> **What to do**
Check each line of the data for "зачёт" and select those that have it.

> **Data records**
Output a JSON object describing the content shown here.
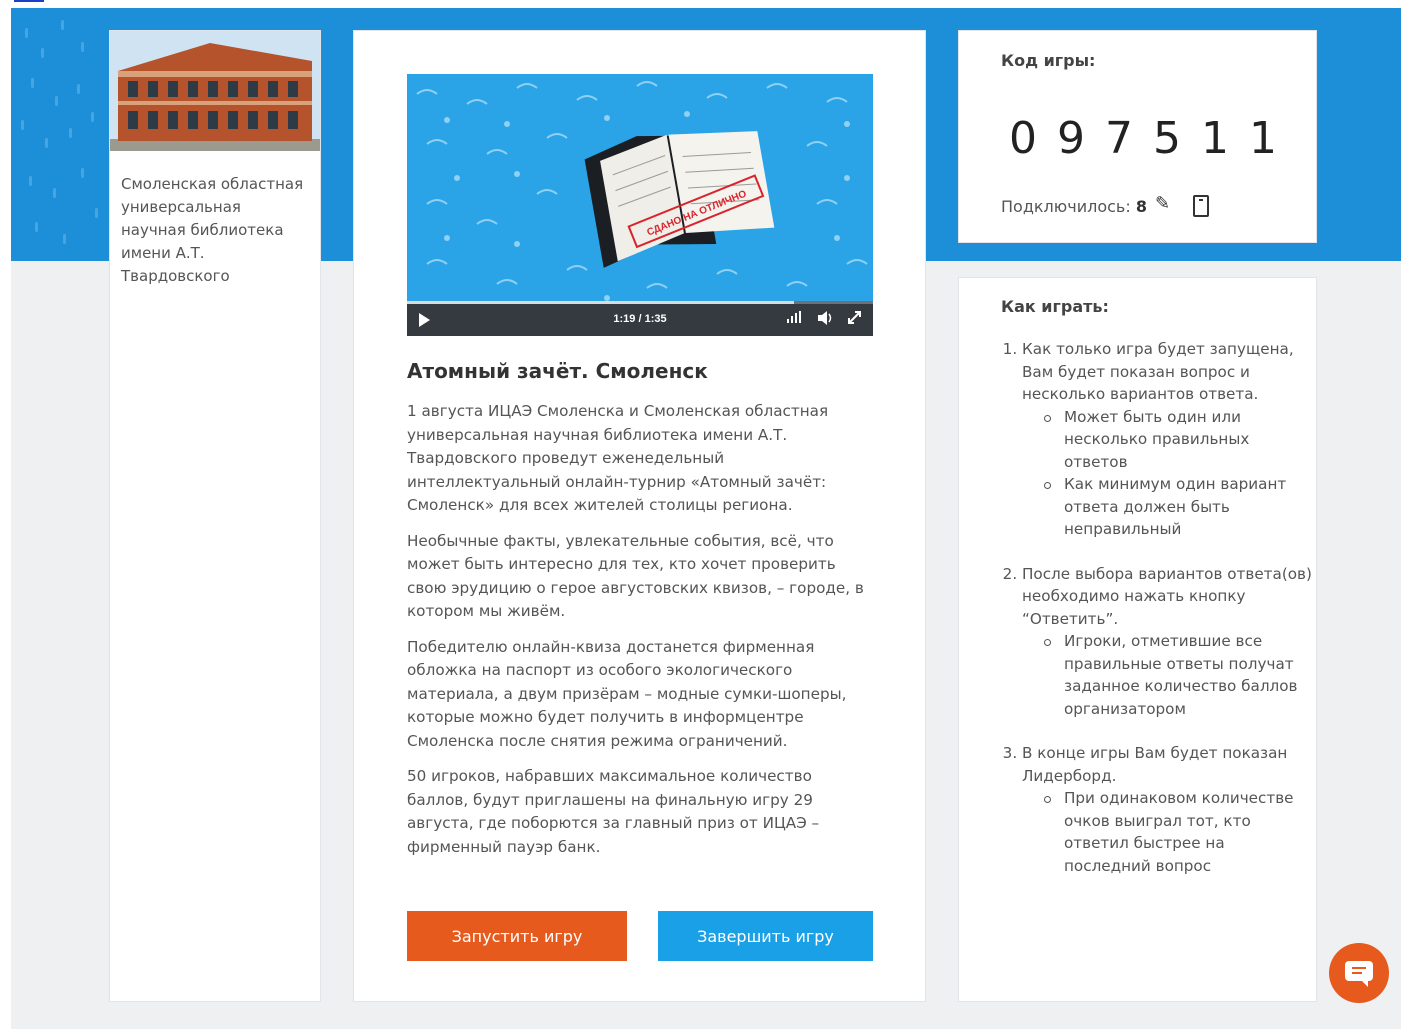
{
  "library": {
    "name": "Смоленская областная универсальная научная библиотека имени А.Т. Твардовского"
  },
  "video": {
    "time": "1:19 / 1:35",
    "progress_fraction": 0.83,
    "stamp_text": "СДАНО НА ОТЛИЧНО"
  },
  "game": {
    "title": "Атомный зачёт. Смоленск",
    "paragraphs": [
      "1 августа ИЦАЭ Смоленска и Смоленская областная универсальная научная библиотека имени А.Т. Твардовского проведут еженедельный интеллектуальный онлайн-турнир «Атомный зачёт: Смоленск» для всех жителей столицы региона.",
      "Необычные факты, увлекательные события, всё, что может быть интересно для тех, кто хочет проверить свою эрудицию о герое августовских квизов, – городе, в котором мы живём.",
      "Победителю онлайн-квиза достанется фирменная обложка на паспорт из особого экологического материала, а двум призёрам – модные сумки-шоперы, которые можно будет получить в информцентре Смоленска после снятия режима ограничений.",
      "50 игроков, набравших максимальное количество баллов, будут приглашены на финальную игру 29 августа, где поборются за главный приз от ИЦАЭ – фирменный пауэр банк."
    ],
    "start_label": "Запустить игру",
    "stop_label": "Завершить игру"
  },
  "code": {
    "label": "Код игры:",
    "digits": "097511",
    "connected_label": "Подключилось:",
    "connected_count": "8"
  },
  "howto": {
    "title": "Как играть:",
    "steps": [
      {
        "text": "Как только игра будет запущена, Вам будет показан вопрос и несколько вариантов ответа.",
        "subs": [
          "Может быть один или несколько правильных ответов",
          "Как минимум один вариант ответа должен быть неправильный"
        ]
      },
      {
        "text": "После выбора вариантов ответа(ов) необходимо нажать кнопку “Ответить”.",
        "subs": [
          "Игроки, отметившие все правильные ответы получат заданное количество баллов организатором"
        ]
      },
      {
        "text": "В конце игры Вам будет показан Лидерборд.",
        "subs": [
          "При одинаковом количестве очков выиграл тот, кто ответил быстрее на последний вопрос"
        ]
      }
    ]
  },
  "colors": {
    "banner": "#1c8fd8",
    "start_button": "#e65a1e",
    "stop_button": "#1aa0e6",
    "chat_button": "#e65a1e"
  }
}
...
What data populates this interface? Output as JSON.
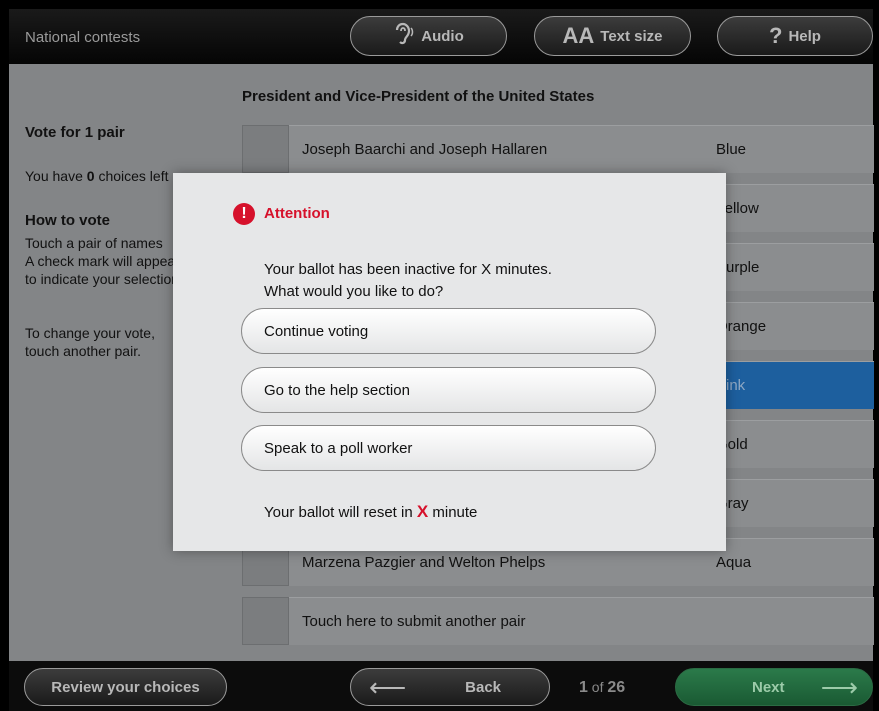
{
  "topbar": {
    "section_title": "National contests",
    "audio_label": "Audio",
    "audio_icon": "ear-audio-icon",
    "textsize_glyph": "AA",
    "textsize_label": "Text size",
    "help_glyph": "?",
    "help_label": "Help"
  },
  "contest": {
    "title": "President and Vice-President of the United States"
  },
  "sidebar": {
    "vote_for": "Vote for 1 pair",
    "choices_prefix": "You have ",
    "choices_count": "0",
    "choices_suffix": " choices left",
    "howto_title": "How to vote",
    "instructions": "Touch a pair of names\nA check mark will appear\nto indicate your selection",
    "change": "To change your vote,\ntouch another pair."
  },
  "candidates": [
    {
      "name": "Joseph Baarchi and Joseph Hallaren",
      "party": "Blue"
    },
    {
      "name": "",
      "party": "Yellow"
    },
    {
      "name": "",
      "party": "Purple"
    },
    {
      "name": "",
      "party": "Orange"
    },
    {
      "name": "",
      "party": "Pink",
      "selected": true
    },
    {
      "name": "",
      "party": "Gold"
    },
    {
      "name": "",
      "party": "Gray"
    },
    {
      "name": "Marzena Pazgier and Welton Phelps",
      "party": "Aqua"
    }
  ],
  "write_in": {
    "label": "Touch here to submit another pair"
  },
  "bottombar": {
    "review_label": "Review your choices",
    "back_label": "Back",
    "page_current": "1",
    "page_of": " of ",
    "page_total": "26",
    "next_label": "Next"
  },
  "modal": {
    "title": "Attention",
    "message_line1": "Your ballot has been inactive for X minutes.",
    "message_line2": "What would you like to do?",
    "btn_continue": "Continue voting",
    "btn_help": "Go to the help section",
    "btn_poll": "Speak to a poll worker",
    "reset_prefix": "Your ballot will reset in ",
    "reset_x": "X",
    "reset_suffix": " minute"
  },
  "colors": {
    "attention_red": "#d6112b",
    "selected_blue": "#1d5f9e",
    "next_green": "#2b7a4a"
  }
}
---
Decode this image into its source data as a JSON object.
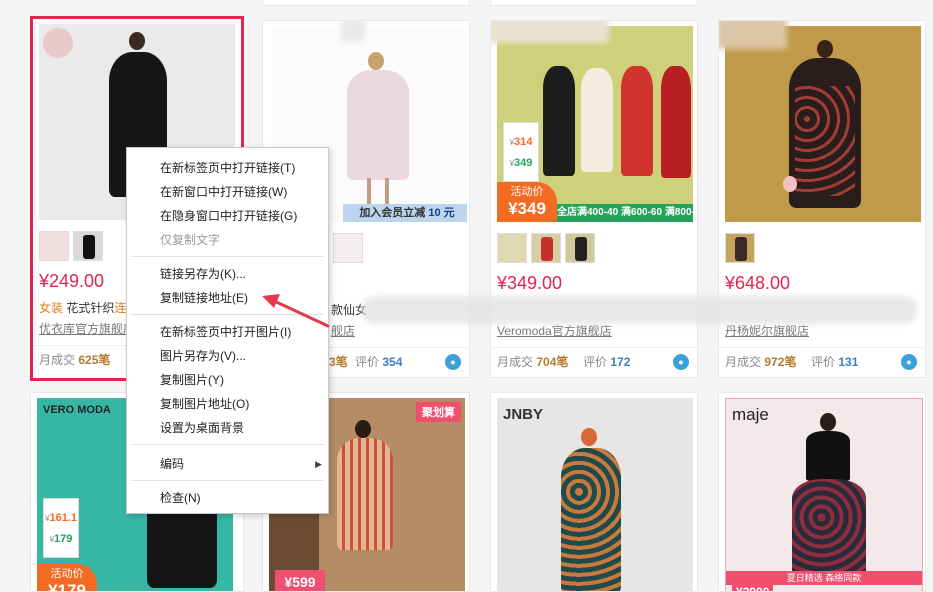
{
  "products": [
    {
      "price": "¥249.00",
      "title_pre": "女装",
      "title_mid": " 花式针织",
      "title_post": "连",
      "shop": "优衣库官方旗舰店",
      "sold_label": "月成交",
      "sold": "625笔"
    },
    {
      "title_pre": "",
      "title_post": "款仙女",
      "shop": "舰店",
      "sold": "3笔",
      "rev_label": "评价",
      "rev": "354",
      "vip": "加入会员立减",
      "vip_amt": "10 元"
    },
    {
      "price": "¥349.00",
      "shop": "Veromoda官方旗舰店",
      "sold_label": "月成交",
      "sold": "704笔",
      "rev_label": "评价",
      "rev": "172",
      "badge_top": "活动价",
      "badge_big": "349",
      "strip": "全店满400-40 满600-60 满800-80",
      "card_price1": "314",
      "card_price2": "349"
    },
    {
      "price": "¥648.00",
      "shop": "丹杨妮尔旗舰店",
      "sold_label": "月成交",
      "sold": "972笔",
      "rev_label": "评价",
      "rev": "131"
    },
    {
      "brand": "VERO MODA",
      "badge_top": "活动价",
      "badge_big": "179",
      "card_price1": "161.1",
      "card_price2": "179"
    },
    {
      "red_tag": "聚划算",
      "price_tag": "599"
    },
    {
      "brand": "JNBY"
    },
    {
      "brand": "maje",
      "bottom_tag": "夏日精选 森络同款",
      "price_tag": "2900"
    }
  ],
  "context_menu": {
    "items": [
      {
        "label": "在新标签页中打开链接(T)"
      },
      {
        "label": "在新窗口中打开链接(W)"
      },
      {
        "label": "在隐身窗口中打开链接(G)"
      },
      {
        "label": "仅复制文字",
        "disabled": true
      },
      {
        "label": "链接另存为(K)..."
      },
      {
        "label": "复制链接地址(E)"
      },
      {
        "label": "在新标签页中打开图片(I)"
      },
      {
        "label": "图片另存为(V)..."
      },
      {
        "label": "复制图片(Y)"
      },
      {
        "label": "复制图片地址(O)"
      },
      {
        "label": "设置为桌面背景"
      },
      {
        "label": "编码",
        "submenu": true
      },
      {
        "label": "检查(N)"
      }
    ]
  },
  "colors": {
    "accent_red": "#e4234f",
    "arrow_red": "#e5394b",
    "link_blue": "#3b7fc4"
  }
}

> **Output**
    "title": "Атомный зачёт. Смоленск",
      "1 августа ИЦАЭ Смоленска и Смоленская областная универсальная научная библиотека имени А.Т. Твардовского проведут еженедельный интеллектуальный онлайн-турнир «Атомный зачёт: Смоленск» для всех жителей столицы региона.",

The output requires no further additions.